§ **Problem statement**: Find all lines in the listing that include the word "Reisa", then copy them.

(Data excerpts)
──────

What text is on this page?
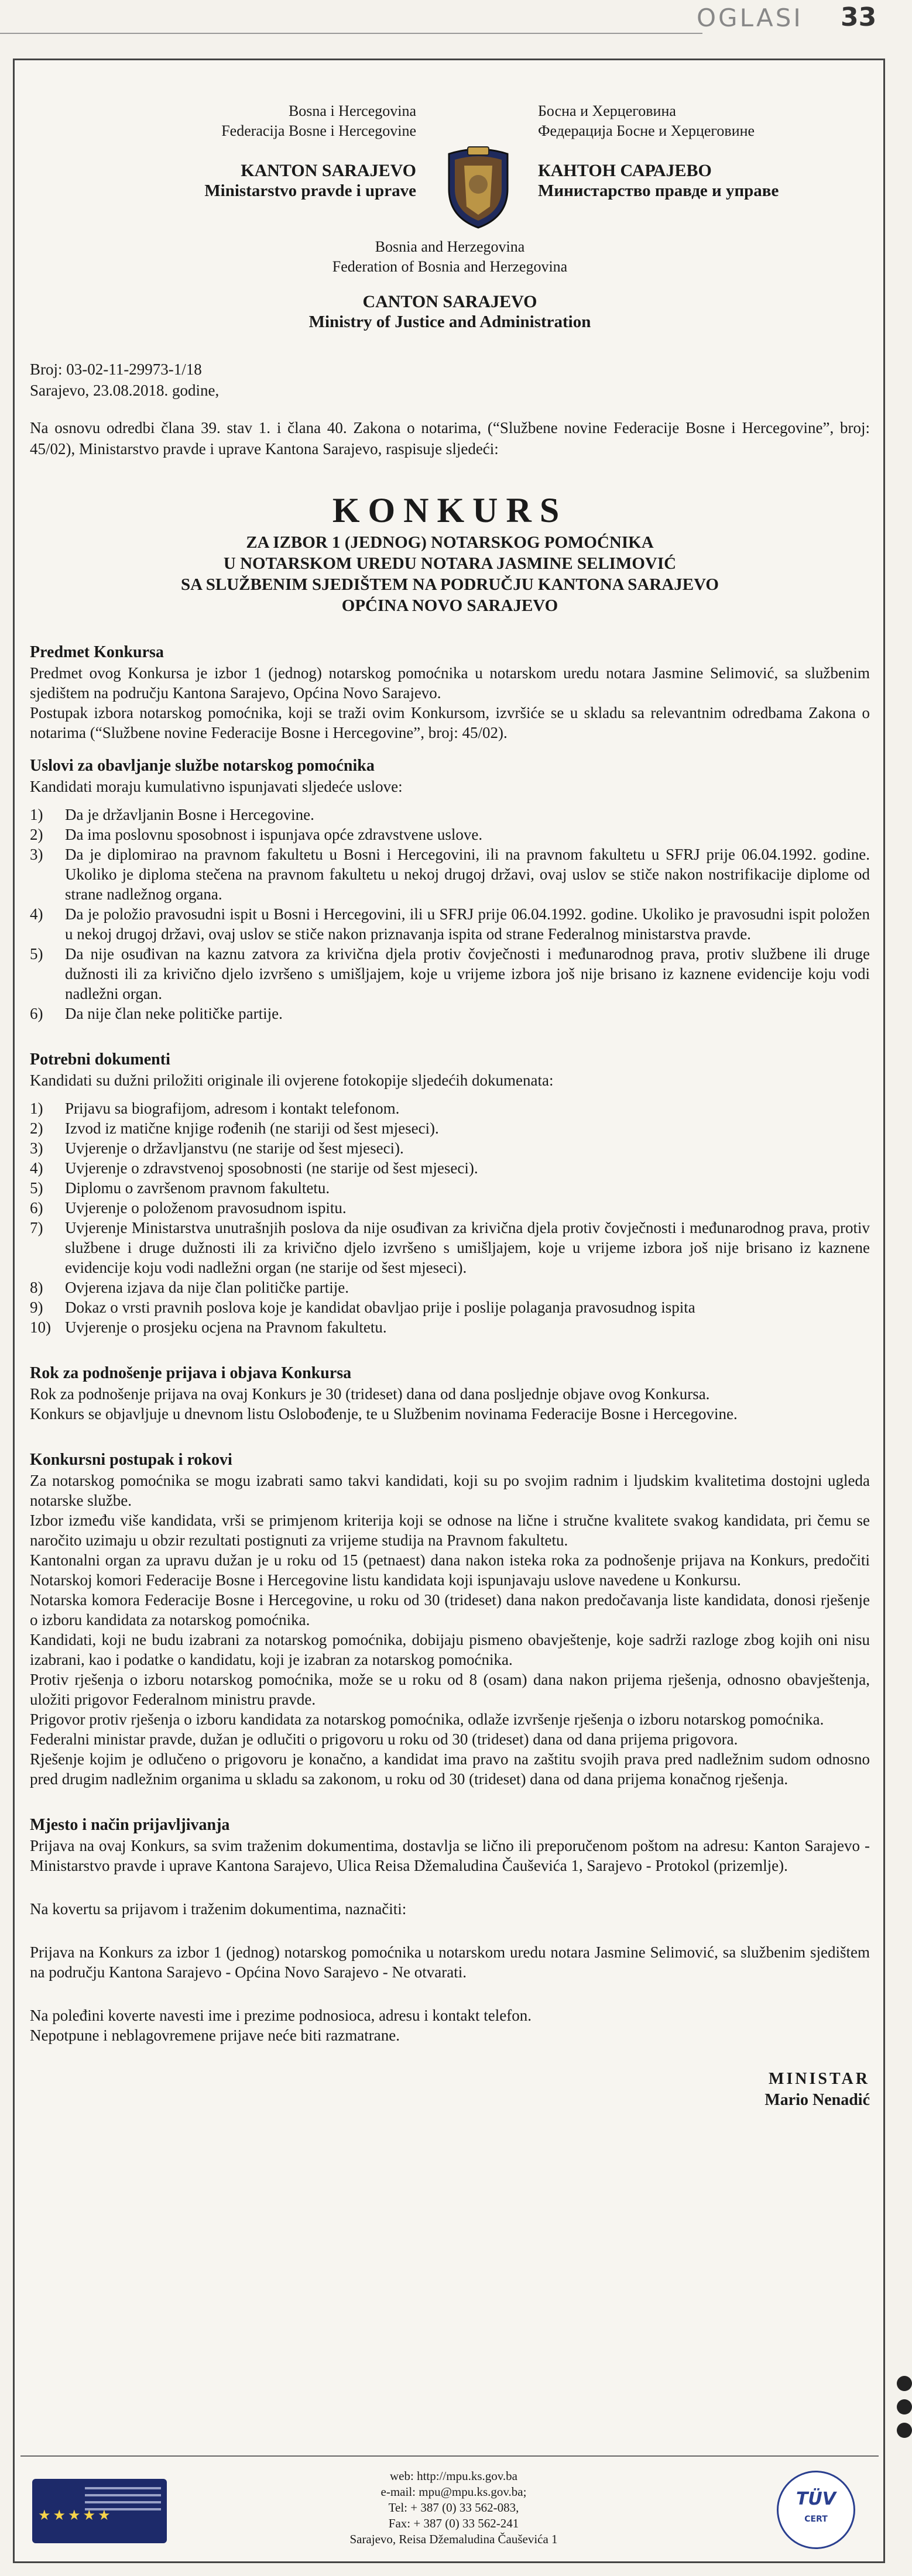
OGLASI 33
Bosna i Hercegovina
Federacija Bosne i Hercegovine
KANTON SARAJEVO
Ministarstvo pravde i uprave
Босна и Херцеговина
Федерација Босне и Херцеговине
КАНТОН САРАЈЕВО
Министарство правде и управе
Bosnia and Herzegovina
Federation of Bosnia and Herzegovina
CANTON SARAJEVO
Ministry of Justice and Administration
Broj: 03-02-11-29973-1/18
Sarajevo, 23.08.2018. godine,
Na osnovu odredbi člana 39. stav 1. i člana 40. Zakona o notarima, (“Službene novine Federacije Bosne i Hercegovine”, broj: 45/02), Ministarstvo pravde i uprave Kantona Sarajevo, raspisuje sljedeći:
KONKURS
ZA IZBOR 1 (JEDNOG) NOTARSKOG POMOĆNIKA
U NOTARSKOM UREDU NOTARA JASMINE SELIMOVIĆ
SA SLUŽBENIM SJEDIŠTEM NA PODRUČJU KANTONA SARAJEVO
OPĆINA NOVO SARAJEVO
Predmet Konkursa
Predmet ovog Konkursa je izbor 1 (jednog) notarskog pomoćnika u notarskom uredu notara Jasmine Selimović, sa službenim sjedištem na području Kantona Sarajevo, Općina Novo Sarajevo.
Postupak izbora notarskog pomoćnika, koji se traži ovim Konkursom, izvršiće se u skladu sa relevantnim odredbama Zakona o notarima (“Službene novine Federacije Bosne i Hercegovine”, broj: 45/02).
Uslovi za obavljanje službe notarskog pomoćnika
Kandidati moraju kumulativno ispunjavati sljedeće uslove:
1)	Da je državljanin Bosne i Hercegovine.
2)	Da ima poslovnu sposobnost i ispunjava opće zdravstvene uslove.
3)	Da je diplomirao na pravnom fakultetu u Bosni i Hercegovini, ili na pravnom fakultetu u SFRJ prije 06.04.1992. godine. Ukoliko je diploma stečena na pravnom fakultetu u nekoj drugoj državi, ovaj uslov se stiče nakon nostrifikacije diplome od strane nadležnog organa.
4)	Da je položio pravosudni ispit u Bosni i Hercegovini, ili u SFRJ prije 06.04.1992. godine. Ukoliko je pravosudni ispit položen u nekoj drugoj državi, ovaj uslov se stiče nakon priznavanja ispita od strane Federalnog ministarstva pravde.
5)	Da nije osuđivan na kaznu zatvora za krivična djela protiv čovječnosti i međunarodnog prava, protiv službene ili druge dužnosti ili za krivično djelo izvršeno s umišljajem, koje u vrijeme izbora još nije brisano iz kaznene evidencije koju vodi nadležni organ.
6)	Da nije član neke političke partije.
Potrebni dokumenti
Kandidati su dužni priložiti originale ili ovjerene fotokopije sljedećih dokumenata:
1)	Prijavu sa biografijom, adresom i kontakt telefonom.
2)	Izvod iz matične knjige rođenih (ne stariji od šest mjeseci).
3)	Uvjerenje o državljanstvu (ne starije od šest mjeseci).
4)	Uvjerenje o zdravstvenoj sposobnosti (ne starije od šest mjeseci).
5)	Diplomu o završenom pravnom fakultetu.
6)	Uvjerenje o položenom pravosudnom ispitu.
7)	Uvjerenje Ministarstva unutrašnjih poslova da nije osuđivan za krivična djela protiv čovječnosti i međunarodnog prava, protiv službene i druge dužnosti ili za krivično djelo izvršeno s umišljajem, koje u vrijeme izbora još nije brisano iz kaznene evidencije koju vodi nadležni organ (ne starije od šest mjeseci).
8)	Ovjerena izjava da nije član političke partije.
9)	Dokaz o vrsti pravnih poslova koje je kandidat obavljao prije i poslije polaganja pravosudnog ispita
10) Uvjerenje o prosjeku ocjena na Pravnom fakultetu.
Rok za podnošenje prijava i objava Konkursa
Rok za podnošenje prijava na ovaj Konkurs je 30 (trideset) dana od dana posljednje objave ovog Konkursa.
Konkurs se objavljuje u dnevnom listu Oslobođenje, te u Službenim novinama Federacije Bosne i Hercegovine.
Konkursni postupak i rokovi
Za notarskog pomoćnika se mogu izabrati samo takvi kandidati, koji su po svojim radnim i ljudskim kvalitetima dostojni ugleda notarske službe.
Izbor između više kandidata, vrši se primjenom kriterija koji se odnose na lične i stručne kvalitete svakog kandidata, pri čemu se naročito uzimaju u obzir rezultati postignuti za vrijeme studija na Pravnom fakultetu.
Kantonalni organ za upravu dužan je u roku od 15 (petnaest) dana nakon isteka roka za podnošenje prijava na Konkurs, predočiti Notarskoj komori Federacije Bosne i Hercegovine listu kandidata koji ispunjavaju uslove navedene u Konkursu.
Notarska komora Federacije Bosne i Hercegovine, u roku od 30 (trideset) dana nakon predočavanja liste kandidata, donosi rješenje o izboru kandidata za notarskog pomoćnika.
Kandidati, koji ne budu izabrani za notarskog pomoćnika, dobijaju pismeno obavještenje, koje sadrži razloge zbog kojih oni nisu izabrani, kao i podatke o kandidatu, koji je izabran za notarskog pomoćnika.
Protiv rješenja o izboru notarskog pomoćnika, može se u roku od 8 (osam) dana nakon prijema rješenja, odnosno obavještenja, uložiti prigovor Federalnom ministru pravde.
Prigovor protiv rješenja o izboru kandidata za notarskog pomoćnika, odlaže izvršenje rješenja o izboru notarskog pomoćnika.
Federalni ministar pravde, dužan je odlučiti o prigovoru u roku od 30 (trideset) dana od dana prijema prigovora.
Rješenje kojim je odlučeno o prigovoru je konačno, a kandidat ima pravo na zaštitu svojih prava pred nadležnim sudom odnosno pred drugim nadležnim organima u skladu sa zakonom, u roku od 30 (trideset) dana od dana prijema konačnog rješenja.
Mjesto i način prijavljivanja
Prijava na ovaj Konkurs, sa svim traženim dokumentima, dostavlja se lično ili preporučenom poštom na adresu: Kanton Sarajevo - Ministarstvo pravde i uprave Kantona Sarajevo, Ulica Reisa Džemaludina Čauševića 1, Sarajevo - Protokol (prizemlje).
Na kovertu sa prijavom i traženim dokumentima, naznačiti:
Prijava na Konkurs za izbor 1 (jednog) notarskog pomoćnika u notarskom uredu notara Jasmine Selimović, sa službenim sjedištem na području Kantona Sarajevo - Općina Novo Sarajevo - Ne otvarati.
Na poleđini koverte navesti ime i prezime podnosioca, adresu i kontakt telefon.
Nepotpune i neblagovremene prijave neće biti razmatrane.
MINISTAR
Mario Nenadić
★★★★★
web: http://mpu.ks.gov.ba
e-mail: mpu@mpu.ks.gov.ba;
Tel: + 387 (0) 33 562-083,
Fax: + 387 (0) 33 562-241
Sarajevo, Reisa Džemaludina Čauševića 1
TÜV
CERT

──────

§ **The result**:
Prijava na ovaj Konkurs, sa svim traženim dokumentima, dostavlja se lično ili preporučenom poštom na adresu: Kanton Sarajevo - Ministarstvo pravde i uprave Kantona Sarajevo, Ulica Reisa Džemaludina Čauševića 1, Sarajevo - Protokol (prizemlje).
Sarajevo, Reisa Džemaludina Čauševića 1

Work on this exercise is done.